-- BEGIN Given data --

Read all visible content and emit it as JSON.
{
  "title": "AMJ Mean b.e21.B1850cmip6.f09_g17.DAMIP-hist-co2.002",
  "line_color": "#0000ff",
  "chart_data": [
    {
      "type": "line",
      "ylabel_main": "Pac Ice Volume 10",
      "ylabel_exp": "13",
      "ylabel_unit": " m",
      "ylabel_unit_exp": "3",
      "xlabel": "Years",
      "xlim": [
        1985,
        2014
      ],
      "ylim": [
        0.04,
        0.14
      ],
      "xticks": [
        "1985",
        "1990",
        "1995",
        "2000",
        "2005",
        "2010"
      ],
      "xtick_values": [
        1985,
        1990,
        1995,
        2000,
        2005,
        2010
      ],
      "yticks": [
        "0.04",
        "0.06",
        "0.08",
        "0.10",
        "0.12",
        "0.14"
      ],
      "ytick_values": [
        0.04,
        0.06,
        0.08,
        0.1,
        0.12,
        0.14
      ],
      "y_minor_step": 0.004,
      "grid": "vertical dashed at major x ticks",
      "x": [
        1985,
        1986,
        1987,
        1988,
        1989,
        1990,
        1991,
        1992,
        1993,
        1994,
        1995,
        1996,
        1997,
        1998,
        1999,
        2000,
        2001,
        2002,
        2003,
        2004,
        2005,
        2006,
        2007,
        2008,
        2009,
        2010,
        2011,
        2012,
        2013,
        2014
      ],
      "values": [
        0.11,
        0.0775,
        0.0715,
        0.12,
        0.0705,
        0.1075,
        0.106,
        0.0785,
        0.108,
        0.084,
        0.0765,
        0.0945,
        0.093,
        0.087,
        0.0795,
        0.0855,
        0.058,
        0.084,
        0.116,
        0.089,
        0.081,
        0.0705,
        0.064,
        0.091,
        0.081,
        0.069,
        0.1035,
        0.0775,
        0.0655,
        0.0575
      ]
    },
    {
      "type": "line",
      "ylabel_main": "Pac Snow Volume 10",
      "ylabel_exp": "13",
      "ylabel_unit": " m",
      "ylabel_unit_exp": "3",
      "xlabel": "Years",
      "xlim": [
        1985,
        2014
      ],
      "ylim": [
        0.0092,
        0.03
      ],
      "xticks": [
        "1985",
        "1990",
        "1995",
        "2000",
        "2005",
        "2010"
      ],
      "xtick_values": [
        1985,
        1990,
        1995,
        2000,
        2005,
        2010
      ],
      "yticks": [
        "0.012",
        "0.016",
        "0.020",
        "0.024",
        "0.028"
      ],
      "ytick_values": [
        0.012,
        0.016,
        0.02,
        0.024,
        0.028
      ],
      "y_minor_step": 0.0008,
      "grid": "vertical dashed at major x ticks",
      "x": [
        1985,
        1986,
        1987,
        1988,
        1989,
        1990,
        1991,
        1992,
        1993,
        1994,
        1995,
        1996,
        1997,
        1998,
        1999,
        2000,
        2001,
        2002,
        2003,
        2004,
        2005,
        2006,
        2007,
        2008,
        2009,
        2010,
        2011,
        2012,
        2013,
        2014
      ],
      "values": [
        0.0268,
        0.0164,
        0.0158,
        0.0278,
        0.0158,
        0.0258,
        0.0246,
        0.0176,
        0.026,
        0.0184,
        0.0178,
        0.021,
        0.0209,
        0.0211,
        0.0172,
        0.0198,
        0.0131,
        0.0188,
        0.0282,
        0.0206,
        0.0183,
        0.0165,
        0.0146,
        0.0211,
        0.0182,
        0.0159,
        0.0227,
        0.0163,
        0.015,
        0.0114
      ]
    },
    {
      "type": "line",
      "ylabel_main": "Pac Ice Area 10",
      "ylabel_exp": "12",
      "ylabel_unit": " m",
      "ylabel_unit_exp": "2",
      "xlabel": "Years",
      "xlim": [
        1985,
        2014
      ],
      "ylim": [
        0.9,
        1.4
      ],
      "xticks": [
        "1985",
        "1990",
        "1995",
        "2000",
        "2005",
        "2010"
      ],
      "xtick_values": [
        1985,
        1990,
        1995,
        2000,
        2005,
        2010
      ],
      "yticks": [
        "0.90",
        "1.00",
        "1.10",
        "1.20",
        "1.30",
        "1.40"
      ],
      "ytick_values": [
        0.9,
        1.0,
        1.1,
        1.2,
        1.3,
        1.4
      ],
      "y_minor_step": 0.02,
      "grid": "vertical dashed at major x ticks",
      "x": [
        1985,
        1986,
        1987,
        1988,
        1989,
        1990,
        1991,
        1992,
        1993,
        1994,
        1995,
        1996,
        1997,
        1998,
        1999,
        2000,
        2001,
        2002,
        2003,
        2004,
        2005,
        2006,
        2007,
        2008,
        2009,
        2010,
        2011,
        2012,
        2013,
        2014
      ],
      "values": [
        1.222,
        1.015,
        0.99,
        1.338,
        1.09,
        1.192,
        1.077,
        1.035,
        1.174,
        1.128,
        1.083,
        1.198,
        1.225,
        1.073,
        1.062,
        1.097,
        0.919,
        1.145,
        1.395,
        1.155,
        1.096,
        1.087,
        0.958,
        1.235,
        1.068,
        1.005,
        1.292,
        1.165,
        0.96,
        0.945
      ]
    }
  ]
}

-- END Given data --

From the records above, extract each line exactly as shown.

Read all visible content and emit it as JSON.
{
  "title": "AMJ Mean b.e21.B1850cmip6.f09_g17.DAMIP-hist-co2.002",
  "line_color": "#0000ff",
  "chart_data": [
    {
      "type": "line",
      "ylabel_main": "Pac Ice Volume 10",
      "ylabel_exp": "13",
      "ylabel_unit": " m",
      "ylabel_unit_exp": "3",
      "xlabel": "Years",
      "xlim": [
        1985,
        2014
      ],
      "ylim": [
        0.04,
        0.14
      ],
      "xticks": [
        "1985",
        "1990",
        "1995",
        "2000",
        "2005",
        "2010"
      ],
      "xtick_values": [
        1985,
        1990,
        1995,
        2000,
        2005,
        2010
      ],
      "yticks": [
        "0.04",
        "0.06",
        "0.08",
        "0.10",
        "0.12",
        "0.14"
      ],
      "ytick_values": [
        0.04,
        0.06,
        0.08,
        0.1,
        0.12,
        0.14
      ],
      "y_minor_step": 0.004,
      "grid": "vertical dashed at major x ticks",
      "x": [
        1985,
        1986,
        1987,
        1988,
        1989,
        1990,
        1991,
        1992,
        1993,
        1994,
        1995,
        1996,
        1997,
        1998,
        1999,
        2000,
        2001,
        2002,
        2003,
        2004,
        2005,
        2006,
        2007,
        2008,
        2009,
        2010,
        2011,
        2012,
        2013,
        2014
      ],
      "values": [
        0.11,
        0.0775,
        0.0715,
        0.12,
        0.0705,
        0.1075,
        0.106,
        0.0785,
        0.108,
        0.084,
        0.0765,
        0.0945,
        0.093,
        0.087,
        0.0795,
        0.0855,
        0.058,
        0.084,
        0.116,
        0.089,
        0.081,
        0.0705,
        0.064,
        0.091,
        0.081,
        0.069,
        0.1035,
        0.0775,
        0.0655,
        0.0575
      ]
    },
    {
      "type": "line",
      "ylabel_main": "Pac Snow Volume 10",
      "ylabel_exp": "13",
      "ylabel_unit": " m",
      "ylabel_unit_exp": "3",
      "xlabel": "Years",
      "xlim": [
        1985,
        2014
      ],
      "ylim": [
        0.0092,
        0.03
      ],
      "xticks": [
        "1985",
        "1990",
        "1995",
        "2000",
        "2005",
        "2010"
      ],
      "xtick_values": [
        1985,
        1990,
        1995,
        2000,
        2005,
        2010
      ],
      "yticks": [
        "0.012",
        "0.016",
        "0.020",
        "0.024",
        "0.028"
      ],
      "ytick_values": [
        0.012,
        0.016,
        0.02,
        0.024,
        0.028
      ],
      "y_minor_step": 0.0008,
      "grid": "vertical dashed at major x ticks",
      "x": [
        1985,
        1986,
        1987,
        1988,
        1989,
        1990,
        1991,
        1992,
        1993,
        1994,
        1995,
        1996,
        1997,
        1998,
        1999,
        2000,
        2001,
        2002,
        2003,
        2004,
        2005,
        2006,
        2007,
        2008,
        2009,
        2010,
        2011,
        2012,
        2013,
        2014
      ],
      "values": [
        0.0268,
        0.0164,
        0.0158,
        0.0278,
        0.0158,
        0.0258,
        0.0246,
        0.0176,
        0.026,
        0.0184,
        0.0178,
        0.021,
        0.0209,
        0.0211,
        0.0172,
        0.0198,
        0.0131,
        0.0188,
        0.0282,
        0.0206,
        0.0183,
        0.0165,
        0.0146,
        0.0211,
        0.0182,
        0.0159,
        0.0227,
        0.0163,
        0.015,
        0.0114
      ]
    },
    {
      "type": "line",
      "ylabel_main": "Pac Ice Area 10",
      "ylabel_exp": "12",
      "ylabel_unit": " m",
      "ylabel_unit_exp": "2",
      "xlabel": "Years",
      "xlim": [
        1985,
        2014
      ],
      "ylim": [
        0.9,
        1.4
      ],
      "xticks": [
        "1985",
        "1990",
        "1995",
        "2000",
        "2005",
        "2010"
      ],
      "xtick_values": [
        1985,
        1990,
        1995,
        2000,
        2005,
        2010
      ],
      "yticks": [
        "0.90",
        "1.00",
        "1.10",
        "1.20",
        "1.30",
        "1.40"
      ],
      "ytick_values": [
        0.9,
        1.0,
        1.1,
        1.2,
        1.3,
        1.4
      ],
      "y_minor_step": 0.02,
      "grid": "vertical dashed at major x ticks",
      "x": [
        1985,
        1986,
        1987,
        1988,
        1989,
        1990,
        1991,
        1992,
        1993,
        1994,
        1995,
        1996,
        1997,
        1998,
        1999,
        2000,
        2001,
        2002,
        2003,
        2004,
        2005,
        2006,
        2007,
        2008,
        2009,
        2010,
        2011,
        2012,
        2013,
        2014
      ],
      "values": [
        1.222,
        1.015,
        0.99,
        1.338,
        1.09,
        1.192,
        1.077,
        1.035,
        1.174,
        1.128,
        1.083,
        1.198,
        1.225,
        1.073,
        1.062,
        1.097,
        0.919,
        1.145,
        1.395,
        1.155,
        1.096,
        1.087,
        0.958,
        1.235,
        1.068,
        1.005,
        1.292,
        1.165,
        0.96,
        0.945
      ]
    }
  ]
}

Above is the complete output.